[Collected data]
-- Begin --
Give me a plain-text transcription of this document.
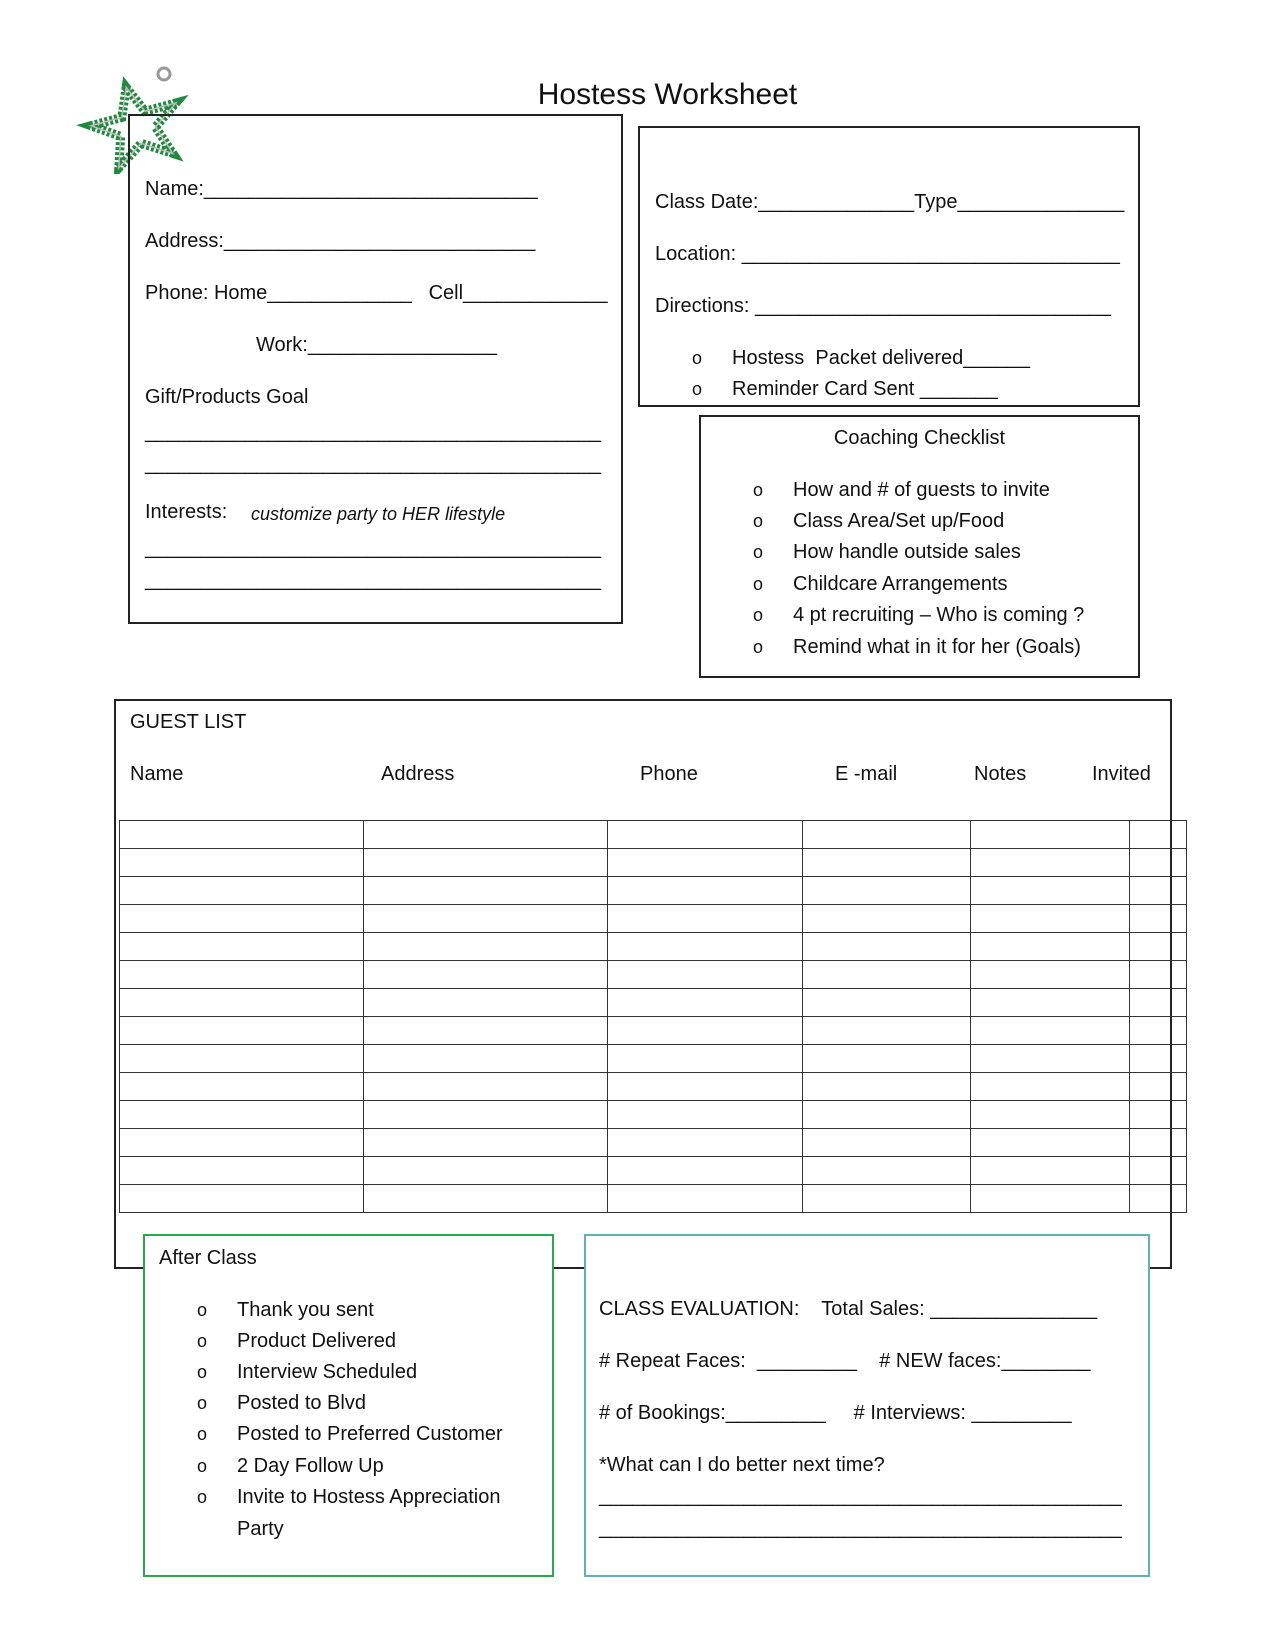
Hostess Worksheet
Name:______________________________
Address:____________________________
Phone: Home_____________   Cell_____________
Work:_________________
Gift/Products Goal
_________________________________________
_________________________________________
Interests: customize party to HER lifestyle
_________________________________________
_________________________________________
Class Date:______________Type_______________
Location: __________________________________
Directions: ________________________________
o Hostess  Packet delivered______
o Reminder Card Sent _______
Coaching Checklist
o How and # of guests to invite
o Class Area/Set up/Food
o How handle outside sales
o Childcare Arrangements
o 4 pt recruiting – Who is coming ?
o Remind what in it for her (Goals)
GUEST LIST
Name	Address	Phone	E -mail	Notes	Invited

After Class
o Thank you sent
o Product Delivered
o Interview Scheduled
o Posted to Blvd
o Posted to Preferred Customer
o 2 Day Follow Up
o Invite to Hostess Appreciation
Party
CLASS EVALUATION:    Total Sales: _______________
# Repeat Faces:  _________    # NEW faces:________
# of Bookings:_________     # Interviews: _________
*What can I do better next time?
_______________________________________________
_______________________________________________
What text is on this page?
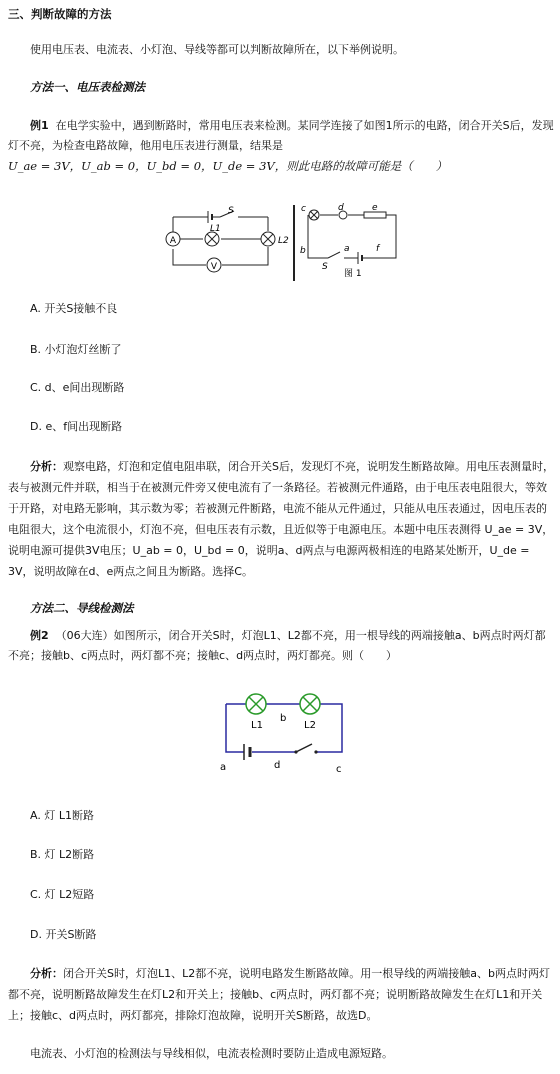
三、判断故障的方法
使用电压表、电流表、小灯泡、导线等都可以判断故障所在，以下举例说明。
方法一、电压表检测法
例1 在电学实验中，遇到断路时，常用电压表来检测。某同学连接了如图1所示的电路，闭合开关S后，发现灯不亮，为检查电路故障，他用电压表进行测量，结果是
U_ae = 3V，U_ab = 0，U_bd = 0，U_de = 3V，则此电路的故障可能是（　　）
A
V
S
L1
L2
c	d	e
b	a	f
S
图 1
A. 开关S接触不良
B. 小灯泡灯丝断了
C. d、e间出现断路
D. e、f间出现断路
分析：观察电路，灯泡和定值电阻串联，闭合开关S后，发现灯不亮，说明发生断路故障。用电压表测量时，表与被测元件并联，相当于在被测元件旁又使电流有了一条路径。若被测元件通路，由于电压表电阻很大，等效于开路，对电路无影响，其示数为零；若被测元件断路，电流不能从元件通过，只能从电压表通过，因电压表的电阻很大，这个电流很小，灯泡不亮，但电压表有示数，且近似等于电源电压。本题中电压表测得 U_ae = 3V，说明电源可提供3V电压；U_ab = 0，U_bd = 0，说明a、d两点与电源两极相连的电路某处断开，U_de = 3V，说明故障在d、e两点之间且为断路。选择C。
方法二、导线检测法
例2 （06大连）如图所示，闭合开关S时，灯泡L1、L2都不亮，用一根导线的两端接触a、b两点时两灯都不亮；接触b、c两点时，两灯都不亮；接触c、d两点时，两灯都亮。则（　　）
L1	L2
b
a	d	c
A. 灯 L1断路
B. 灯 L2断路
C. 灯 L2短路
D. 开关S断路
分析：闭合开关S时，灯泡L1、L2都不亮，说明电路发生断路故障。用一根导线的两端接触a、b两点时两灯都不亮，说明断路故障发生在灯L2和开关上；接触b、c两点时，两灯都不亮；说明断路故障发生在灯L1和开关上；接触c、d两点时，两灯都亮，排除灯泡故障，说明开关S断路，故选D。
电流表、小灯泡的检测法与导线相似，电流表检测时要防止造成电源短路。
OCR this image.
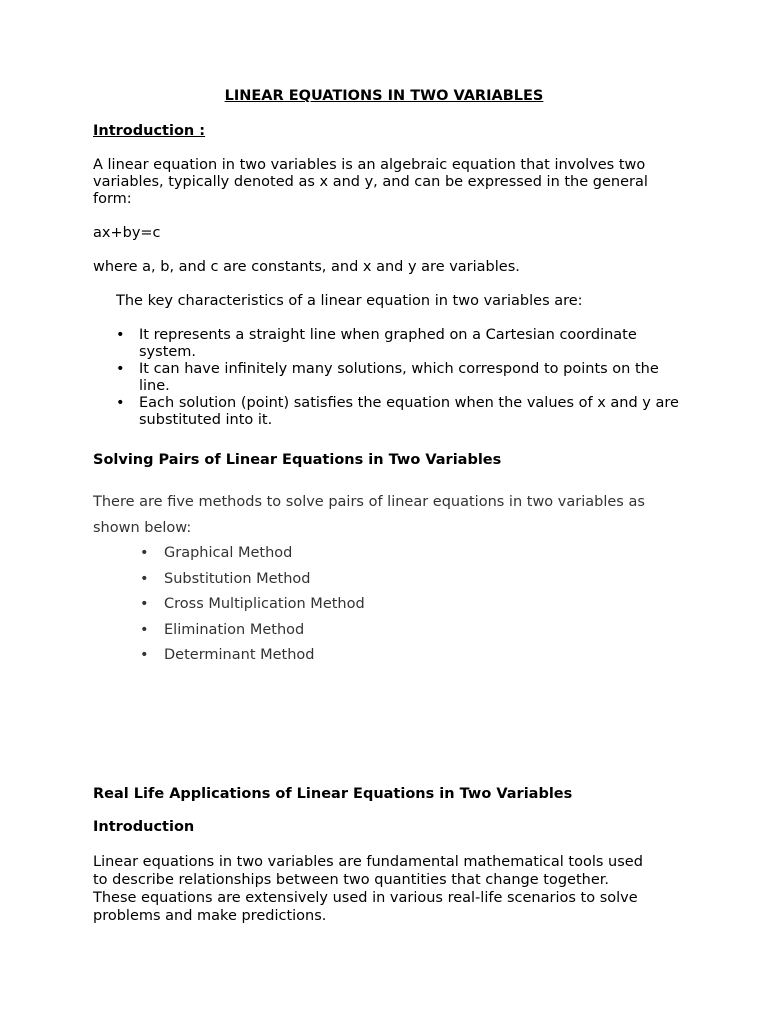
LINEAR EQUATIONS IN TWO VARIABLES
Introduction :

A linear equation in two variables is an algebraic equation that involves two variables, typically denoted as x and y, and can be expressed in the general form:

ax+by=c

where a, b, and c are constants, and x and y are variables.

The key characteristics of a linear equation in two variables are:

• It represents a straight line when graphed on a Cartesian coordinate system.
• It can have infinitely many solutions, which correspond to points on the line.
• Each solution (point) satisfies the equation when the values of x and y are substituted into it.
Solving Pairs of Linear Equations in Two Variables

There are five methods to solve pairs of linear equations in two variables as shown below:

• Graphical Method
• Substitution Method
• Cross Multiplication Method
• Elimination Method
• Determinant Method
Real Life Applications of Linear Equations in Two Variables
Introduction

Linear equations in two variables are fundamental mathematical tools used to describe relationships between two quantities that change together. These equations are extensively used in various real-life scenarios to solve problems and make predictions.
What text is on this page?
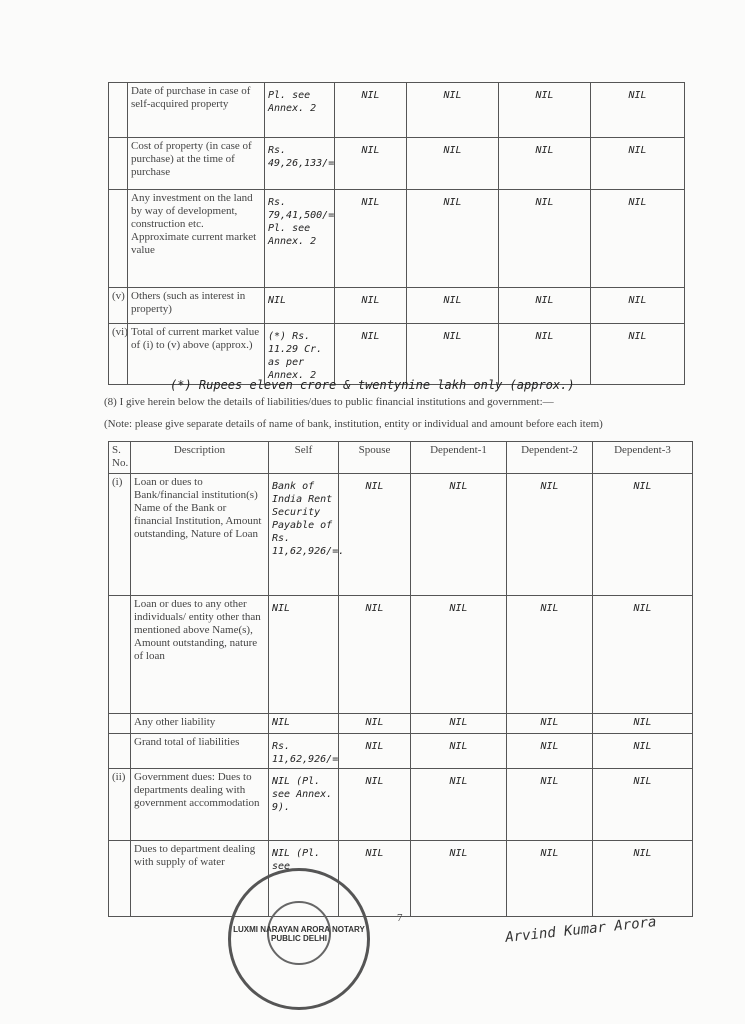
	Date of purchase in case of self-acquired property	Pl. see Annex. 2	NIL	NIL	NIL	NIL
	Cost of property (in case of purchase) at the time of purchase	Rs. 49,26,133/=	NIL	NIL	NIL	NIL
	Any investment on the land by way of development, construction etc. Approximate current market value	Rs. 79,41,500/= Pl. see Annex. 2	NIL	NIL	NIL	NIL
(v)	Others (such as interest in property)	NIL	NIL	NIL	NIL	NIL
(vi)	Total of current market value of (i) to (v) above (approx.)	(*) Rs. 11.29 Cr. as per Annex. 2	NIL	NIL	NIL	NIL
(*) Rupees eleven crore & twentynine lakh only (approx.)
(8) I give herein below the details of liabilities/dues to public financial institutions and government:—
(Note: please give separate details of name of bank, institution, entity or individual and amount before each item)
S. No.	Description	Self	Spouse	Dependent-1	Dependent-2	Dependent-3
(i)	Loan or dues to Bank/financial institution(s) Name of the Bank or financial Institution, Amount outstanding, Nature of Loan	Bank of India Rent Security Payable of Rs. 11,62,926/=.	NIL	NIL	NIL	NIL
	Loan or dues to any other individuals/ entity other than mentioned above Name(s), Amount outstanding, nature of loan	NIL	NIL	NIL	NIL	NIL
	Any other liability	NIL	NIL	NIL	NIL	NIL
	Grand total of liabilities	Rs. 11,62,926/=	NIL	NIL	NIL	NIL
(ii)	Government dues: Dues to departments dealing with government accommodation	NIL (Pl. see Annex. 9).	NIL	NIL	NIL	NIL
	Dues to department dealing with supply of water	NIL (Pl. see	NIL	NIL	NIL	NIL
LUXMI NARAYAN ARORA NOTARY PUBLIC DELHI
7	Arvind Kumar Arora
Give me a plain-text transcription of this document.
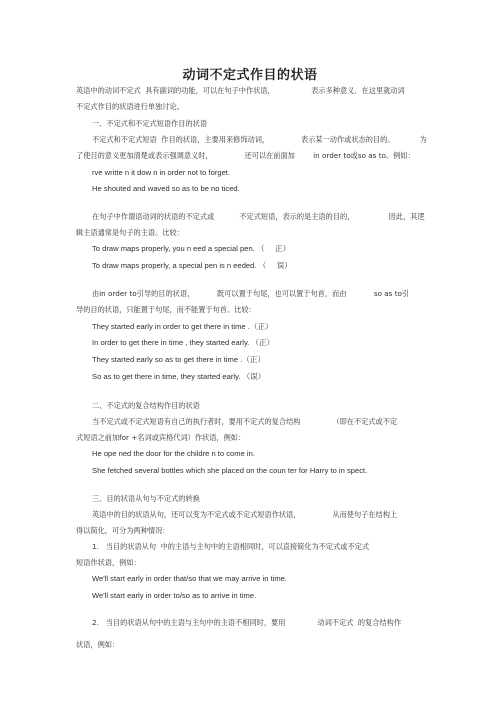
动词不定式作目的状语
英语中的动词不定式  具有副词的功能，可以在句子中作状语，                表示多种意义．在这里就动词
不定式作目的状语进行单独讨论。
一、不定式和不定式短语作目的状语
不定式和不定式短语  作目的状语，主要用来修饰动词，              表示某一动作或状态的目的。           为
了使目的意义更加清楚或表示强调意义时，              还可以在前面加        in order to或so as to。例如：
rve writte n it dow n in order not to forget.
He shouted and waved so as to be no ticed.
在句子中作谓语动词的状语的不定式或           不定式短语，表示的是主语的目的，               因此，其逻
辑主语通常是句子的主语。比较：
To draw maps properly, you n eed a special pen. （     正）
To draw maps properly, a special pen is n eeded. （     误）
由in order to引导的目的状语，          既可以置于句尾，也可以置于句首，而由            so as to引
导的目的状语，只能置于句尾，而不能置于句首。比较：
They started early in order to get there in time .（正）
In order to get there in time , they started early. （正）
They started early so as to get there in time .（正）
So as to get there in time, they started early. （误）
二、不定式的复合结构作目的状语
当不定式或不定式短语有自己的执行者时，要用不定式的复合结构              （即在不定式或不定
式短语之前加for +名词或宾格代词）作状语，例如：
He ope ned the door for the childre n to come in.
She fetched several bottles which she placed on the coun ter for Harry to in spect.
三、目的状语从句与不定式的转换
英语中的目的状语从句，还可以变为不定式或不定式短语作状语，              从而使句子在结构上
得以简化，可分为两种情况：
1.   当目的状语从句  中的主语与主句中的主语相同时，可以直接简化为不定式或不定式
短语作状语，例如：
We'll start early in order that/so that we may arrive in time.
We'll start early in order to/so as to arrive in time.
2.   当目的状语从句中的主语与主句中的主语不相同时，要用              动词不定式  的复合结构作
状语，例如：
-- End --
PROBLEM REQUIREMENTS: Retype all entries exactly as they appear, dropping the images.

EXERCISE OUTPUT:
Give me a plain-text transcription of this document.
Hostess Worksheet
Name:______________________________
Address:____________________________
Phone: Home_____________   Cell_____________
Work:_________________
Gift/Products Goal
_________________________________________
_________________________________________
Interests: customize party to HER lifestyle
_________________________________________
_________________________________________
Class Date:______________Type_______________
Location: __________________________________
Directions: ________________________________
o Hostess  Packet delivered______
o Reminder Card Sent _______
Coaching Checklist
o How and # of guests to invite
o Class Area/Set up/Food
o How handle outside sales
o Childcare Arrangements
o 4 pt recruiting – Who is coming ?
o Remind what in it for her (Goals)
GUEST LIST
Name	Address	Phone	E -mail	Notes	Invited

After Class
o Thank you sent
o Product Delivered
o Interview Scheduled
o Posted to Blvd
o Posted to Preferred Customer
o 2 Day Follow Up
o Invite to Hostess Appreciation
Party
CLASS EVALUATION:    Total Sales: _______________
# Repeat Faces:  _________    # NEW faces:________
# of Bookings:_________     # Interviews: _________
*What can I do better next time?
_______________________________________________
_______________________________________________
What text is on this page?
三、判断故障的方法
使用电压表、电流表、小灯泡、导线等都可以判断故障所在，以下举例说明。
方法一、电压表检测法
例1 在电学实验中，遇到断路时，常用电压表来检测。某同学连接了如图1所示的电路，闭合开关S后，发现灯不亮，为检查电路故障，他用电压表进行测量，结果是
U_ae = 3V，U_ab = 0，U_bd = 0，U_de = 3V，则此电路的故障可能是（　　）
A
V
S
L1
L2
c	d	e
b	a	f
S
图 1
A. 开关S接触不良
B. 小灯泡灯丝断了
C. d、e间出现断路
D. e、f间出现断路
分析：观察电路，灯泡和定值电阻串联，闭合开关S后，发现灯不亮，说明发生断路故障。用电压表测量时，表与被测元件并联，相当于在被测元件旁又使电流有了一条路径。若被测元件通路，由于电压表电阻很大，等效于开路，对电路无影响，其示数为零；若被测元件断路，电流不能从元件通过，只能从电压表通过，因电压表的电阻很大，这个电流很小，灯泡不亮，但电压表有示数，且近似等于电源电压。本题中电压表测得 U_ae = 3V，说明电源可提供3V电压；U_ab = 0，U_bd = 0，说明a、d两点与电源两极相连的电路某处断开，U_de = 3V，说明故障在d、e两点之间且为断路。选择C。
方法二、导线检测法
例2 （06大连）如图所示，闭合开关S时，灯泡L1、L2都不亮，用一根导线的两端接触a、b两点时两灯都不亮；接触b、c两点时，两灯都不亮；接触c、d两点时，两灯都亮。则（　　）
L1	L2
b
a	d	c
A. 灯 L1断路
B. 灯 L2断路
C. 灯 L2短路
D. 开关S断路
分析：闭合开关S时，灯泡L1、L2都不亮，说明电路发生断路故障。用一根导线的两端接触a、b两点时两灯都不亮，说明断路故障发生在灯L2和开关上；接触b、c两点时，两灯都不亮；说明断路故障发生在灯L1和开关上；接触c、d两点时，两灯都亮，排除灯泡故障，说明开关S断路，故选D。
电流表、小灯泡的检测法与导线相似，电流表检测时要防止造成电源短路。
OCR this image.
LINEAR EQUATIONS IN TWO VARIABLES
Introduction :

A linear equation in two variables is an algebraic equation that involves two variables, typically denoted as x and y, and can be expressed in the general form:

ax+by=c

where a, b, and c are constants, and x and y are variables.

The key characteristics of a linear equation in two variables are:

• It represents a straight line when graphed on a Cartesian coordinate system.
• It can have infinitely many solutions, which correspond to points on the line.
• Each solution (point) satisfies the equation when the values of x and y are substituted into it.
Solving Pairs of Linear Equations in Two Variables

There are five methods to solve pairs of linear equations in two variables as shown below:

• Graphical Method
• Substitution Method
• Cross Multiplication Method
• Elimination Method
• Determinant Method
Real Life Applications of Linear Equations in Two Variables
Introduction

Linear equations in two variables are fundamental mathematical tools used to describe relationships between two quantities that change together. These equations are extensively used in various real-life scenarios to solve problems and make predictions.
What text is on this page?
	Date of purchase in case of self-acquired property	Pl. see Annex. 2	NIL	NIL	NIL	NIL
	Cost of property (in case of purchase) at the time of purchase	Rs. 49,26,133/=	NIL	NIL	NIL	NIL
	Any investment on the land by way of development, construction etc. Approximate current market value	Rs. 79,41,500/= Pl. see Annex. 2	NIL	NIL	NIL	NIL
(v)	Others (such as interest in property)	NIL	NIL	NIL	NIL	NIL
(vi)	Total of current market value of (i) to (v) above (approx.)	(*) Rs. 11.29 Cr. as per Annex. 2	NIL	NIL	NIL	NIL
(*) Rupees eleven crore & twentynine lakh only (approx.)
(8) I give herein below the details of liabilities/dues to public financial institutions and government:—
(Note: please give separate details of name of bank, institution, entity or individual and amount before each item)
S. No.	Description	Self	Spouse	Dependent-1	Dependent-2	Dependent-3
(i)	Loan or dues to Bank/financial institution(s) Name of the Bank or financial Institution, Amount outstanding, Nature of Loan	Bank of India Rent Security Payable of Rs. 11,62,926/=.	NIL	NIL	NIL	NIL
	Loan or dues to any other individuals/ entity other than mentioned above Name(s), Amount outstanding, nature of loan	NIL	NIL	NIL	NIL	NIL
	Any other liability	NIL	NIL	NIL	NIL	NIL
	Grand total of liabilities	Rs. 11,62,926/=	NIL	NIL	NIL	NIL
(ii)	Government dues: Dues to departments dealing with government accommodation	NIL (Pl. see Annex. 9).	NIL	NIL	NIL	NIL
	Dues to department dealing with supply of water	NIL (Pl. see	NIL	NIL	NIL	NIL
LUXMI NARAYAN ARORA NOTARY PUBLIC DELHI
7	Arvind Kumar Arora
Give me a plain-text transcription of this document.
动词不定式作目的状语
英语中的动词不定式  具有副词的功能，可以在句子中作状语，                表示多种意义．在这里就动词
不定式作目的状语进行单独讨论。
一、不定式和不定式短语作目的状语
不定式和不定式短语  作目的状语，主要用来修饰动词，              表示某一动作或状态的目的。           为
了使目的意义更加清楚或表示强调意义时，              还可以在前面加        in order to或so as to。例如：
rve writte n it dow n in order not to forget.
He shouted and waved so as to be no ticed.
在句子中作谓语动词的状语的不定式或           不定式短语，表示的是主语的目的，               因此，其逻
辑主语通常是句子的主语。比较：
To draw maps properly, you n eed a special pen. （     正）
To draw maps properly, a special pen is n eeded. （     误）
由in order to引导的目的状语，          既可以置于句尾，也可以置于句首，而由            so as to引
导的目的状语，只能置于句尾，而不能置于句首。比较：
They started early in order to get there in time .（正）
In order to get there in time , they started early. （正）
They started early so as to get there in time .（正）
So as to get there in time, they started early. （误）
二、不定式的复合结构作目的状语
当不定式或不定式短语有自己的执行者时，要用不定式的复合结构              （即在不定式或不定
式短语之前加for +名词或宾格代词）作状语，例如：
He ope ned the door for the childre n to come in.
She fetched several bottles which she placed on the coun ter for Harry to in spect.
三、目的状语从句与不定式的转换
英语中的目的状语从句，还可以变为不定式或不定式短语作状语，              从而使句子在结构上
得以简化，可分为两种情况：
1.   当目的状语从句  中的主语与主句中的主语相同时，可以直接简化为不定式或不定式
短语作状语，例如：
We'll start early in order that/so that we may arrive in time.
We'll start early in order to/so as to arrive in time.
2.   当目的状语从句中的主语与主句中的主语不相同时，要用              动词不定式  的复合结构作
状语，例如：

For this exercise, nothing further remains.